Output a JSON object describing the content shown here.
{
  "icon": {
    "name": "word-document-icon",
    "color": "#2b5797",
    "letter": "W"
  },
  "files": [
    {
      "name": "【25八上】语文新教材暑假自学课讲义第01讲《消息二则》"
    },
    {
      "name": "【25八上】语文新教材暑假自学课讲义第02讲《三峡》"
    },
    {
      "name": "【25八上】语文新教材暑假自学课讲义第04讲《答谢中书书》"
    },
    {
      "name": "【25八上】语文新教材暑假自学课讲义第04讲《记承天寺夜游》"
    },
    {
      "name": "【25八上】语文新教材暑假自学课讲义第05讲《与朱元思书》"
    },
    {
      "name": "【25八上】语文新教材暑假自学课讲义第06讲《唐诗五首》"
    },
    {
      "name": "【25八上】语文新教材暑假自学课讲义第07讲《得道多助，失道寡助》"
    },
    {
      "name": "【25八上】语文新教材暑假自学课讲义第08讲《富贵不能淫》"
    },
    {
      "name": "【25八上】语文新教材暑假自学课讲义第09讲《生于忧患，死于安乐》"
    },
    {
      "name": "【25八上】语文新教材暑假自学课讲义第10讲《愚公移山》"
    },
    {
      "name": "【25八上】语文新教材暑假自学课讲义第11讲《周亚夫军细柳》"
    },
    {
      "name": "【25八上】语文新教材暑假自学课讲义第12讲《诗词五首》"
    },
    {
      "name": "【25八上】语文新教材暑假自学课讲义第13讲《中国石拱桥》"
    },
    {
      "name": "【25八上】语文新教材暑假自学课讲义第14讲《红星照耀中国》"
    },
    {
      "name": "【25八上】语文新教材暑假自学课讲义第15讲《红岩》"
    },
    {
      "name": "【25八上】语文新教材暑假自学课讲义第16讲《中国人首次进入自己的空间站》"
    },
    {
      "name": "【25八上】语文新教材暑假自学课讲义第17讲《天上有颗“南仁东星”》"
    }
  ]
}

═══

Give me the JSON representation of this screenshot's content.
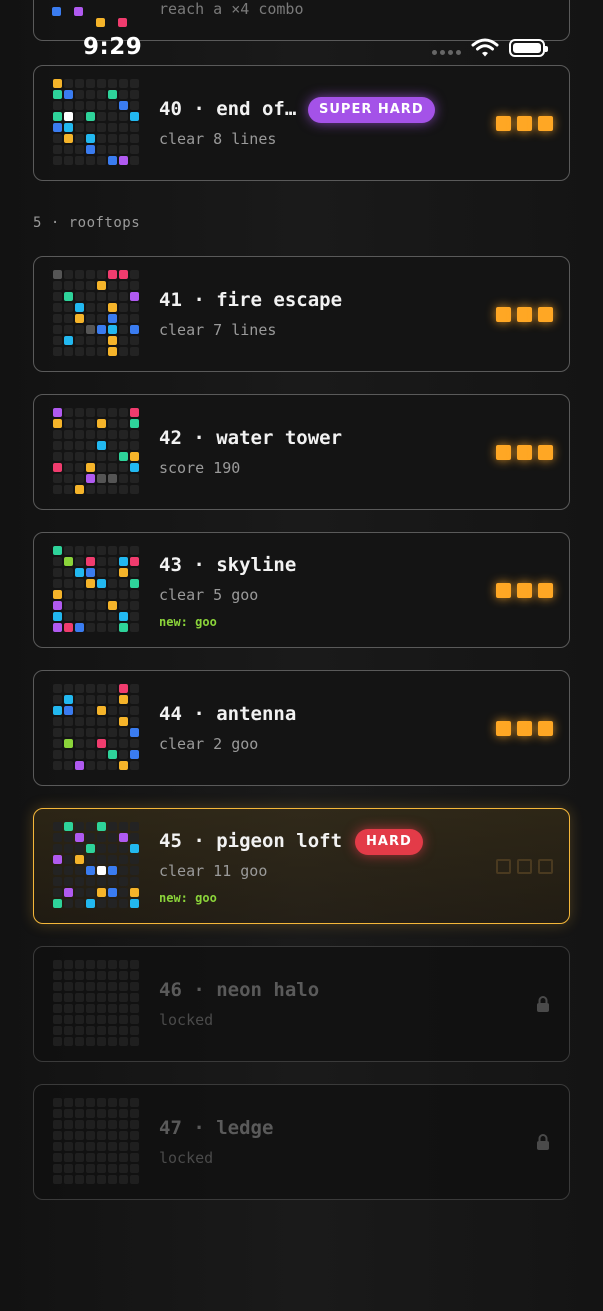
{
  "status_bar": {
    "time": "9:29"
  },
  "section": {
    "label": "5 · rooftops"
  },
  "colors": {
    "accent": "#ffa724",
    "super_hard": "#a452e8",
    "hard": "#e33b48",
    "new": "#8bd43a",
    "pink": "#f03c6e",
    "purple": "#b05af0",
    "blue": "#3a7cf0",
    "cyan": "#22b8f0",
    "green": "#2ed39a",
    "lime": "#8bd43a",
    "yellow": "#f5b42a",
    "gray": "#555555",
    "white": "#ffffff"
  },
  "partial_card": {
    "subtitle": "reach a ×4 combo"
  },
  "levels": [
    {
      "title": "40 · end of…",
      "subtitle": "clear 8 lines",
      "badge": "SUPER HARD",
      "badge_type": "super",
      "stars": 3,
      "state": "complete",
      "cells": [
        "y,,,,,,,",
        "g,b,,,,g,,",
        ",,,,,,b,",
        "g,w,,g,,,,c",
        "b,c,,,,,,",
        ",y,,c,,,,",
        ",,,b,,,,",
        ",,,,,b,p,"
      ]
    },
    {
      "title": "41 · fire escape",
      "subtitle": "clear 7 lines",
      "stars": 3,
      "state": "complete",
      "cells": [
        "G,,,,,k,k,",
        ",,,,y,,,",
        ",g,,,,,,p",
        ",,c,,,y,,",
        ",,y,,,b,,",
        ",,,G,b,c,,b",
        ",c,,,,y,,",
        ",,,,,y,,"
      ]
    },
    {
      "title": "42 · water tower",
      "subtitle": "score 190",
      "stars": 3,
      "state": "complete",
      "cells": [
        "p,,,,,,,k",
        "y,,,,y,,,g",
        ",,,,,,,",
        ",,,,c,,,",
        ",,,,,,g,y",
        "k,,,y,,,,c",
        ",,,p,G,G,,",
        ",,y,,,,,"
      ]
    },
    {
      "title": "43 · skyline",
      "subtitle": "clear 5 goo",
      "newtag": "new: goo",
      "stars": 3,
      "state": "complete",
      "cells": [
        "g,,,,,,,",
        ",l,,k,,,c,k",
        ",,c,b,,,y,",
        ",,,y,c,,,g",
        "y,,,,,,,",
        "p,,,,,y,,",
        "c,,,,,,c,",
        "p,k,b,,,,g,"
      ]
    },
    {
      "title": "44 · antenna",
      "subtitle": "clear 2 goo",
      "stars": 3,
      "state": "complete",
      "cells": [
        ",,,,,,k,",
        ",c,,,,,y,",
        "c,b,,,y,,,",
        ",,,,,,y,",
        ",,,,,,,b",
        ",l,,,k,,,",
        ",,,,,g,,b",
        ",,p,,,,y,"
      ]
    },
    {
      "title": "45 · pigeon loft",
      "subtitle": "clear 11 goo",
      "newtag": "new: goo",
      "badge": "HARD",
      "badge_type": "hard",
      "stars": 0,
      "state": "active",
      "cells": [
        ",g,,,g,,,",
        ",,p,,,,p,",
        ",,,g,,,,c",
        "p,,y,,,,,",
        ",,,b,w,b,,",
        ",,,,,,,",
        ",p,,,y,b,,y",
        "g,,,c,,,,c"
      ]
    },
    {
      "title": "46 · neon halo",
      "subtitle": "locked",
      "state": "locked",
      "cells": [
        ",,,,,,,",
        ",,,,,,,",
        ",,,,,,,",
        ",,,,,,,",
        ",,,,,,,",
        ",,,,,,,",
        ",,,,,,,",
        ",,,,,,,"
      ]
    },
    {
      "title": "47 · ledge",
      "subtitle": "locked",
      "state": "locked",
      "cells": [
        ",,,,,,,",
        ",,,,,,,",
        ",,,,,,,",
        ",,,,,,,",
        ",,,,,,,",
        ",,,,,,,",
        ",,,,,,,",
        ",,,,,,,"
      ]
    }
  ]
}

═══

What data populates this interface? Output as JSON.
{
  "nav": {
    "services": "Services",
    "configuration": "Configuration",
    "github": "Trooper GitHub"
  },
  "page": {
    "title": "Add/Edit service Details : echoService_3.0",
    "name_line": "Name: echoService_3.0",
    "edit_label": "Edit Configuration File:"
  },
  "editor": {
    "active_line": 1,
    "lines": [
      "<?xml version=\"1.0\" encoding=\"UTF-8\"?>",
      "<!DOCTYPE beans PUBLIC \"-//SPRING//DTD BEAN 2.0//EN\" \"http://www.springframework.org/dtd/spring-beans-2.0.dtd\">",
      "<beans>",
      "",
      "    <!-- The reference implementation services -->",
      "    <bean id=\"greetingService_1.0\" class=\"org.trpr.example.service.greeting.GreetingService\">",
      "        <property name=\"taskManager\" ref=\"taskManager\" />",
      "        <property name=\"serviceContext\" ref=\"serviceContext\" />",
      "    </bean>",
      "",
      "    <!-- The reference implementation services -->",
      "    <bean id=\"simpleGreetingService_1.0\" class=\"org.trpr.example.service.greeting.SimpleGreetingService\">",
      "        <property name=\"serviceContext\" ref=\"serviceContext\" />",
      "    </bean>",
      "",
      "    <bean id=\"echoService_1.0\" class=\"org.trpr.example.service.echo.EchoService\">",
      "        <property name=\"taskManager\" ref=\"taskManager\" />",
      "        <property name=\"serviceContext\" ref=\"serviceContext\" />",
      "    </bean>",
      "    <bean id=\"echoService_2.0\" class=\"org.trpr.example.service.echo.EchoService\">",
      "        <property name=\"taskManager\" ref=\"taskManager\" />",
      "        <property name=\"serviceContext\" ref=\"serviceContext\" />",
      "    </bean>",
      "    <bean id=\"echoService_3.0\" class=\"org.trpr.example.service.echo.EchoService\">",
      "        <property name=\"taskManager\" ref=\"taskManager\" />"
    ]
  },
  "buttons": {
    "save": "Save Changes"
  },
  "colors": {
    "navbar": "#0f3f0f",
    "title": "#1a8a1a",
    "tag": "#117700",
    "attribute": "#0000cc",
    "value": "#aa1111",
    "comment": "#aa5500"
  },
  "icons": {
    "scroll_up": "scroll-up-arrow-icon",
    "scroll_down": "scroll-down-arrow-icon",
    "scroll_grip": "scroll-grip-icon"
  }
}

═══

WORK REQUIRED => Locate all lines holding the word "beans", then copy them out.

EXPECTED OUTPUT =>
      "<!DOCTYPE beans PUBLIC \"-//SPRING//DTD BEAN 2.0//EN\" \"http://www.springframework.org/dtd/spring-beans-2.0.dtd\">",
      "<beans>",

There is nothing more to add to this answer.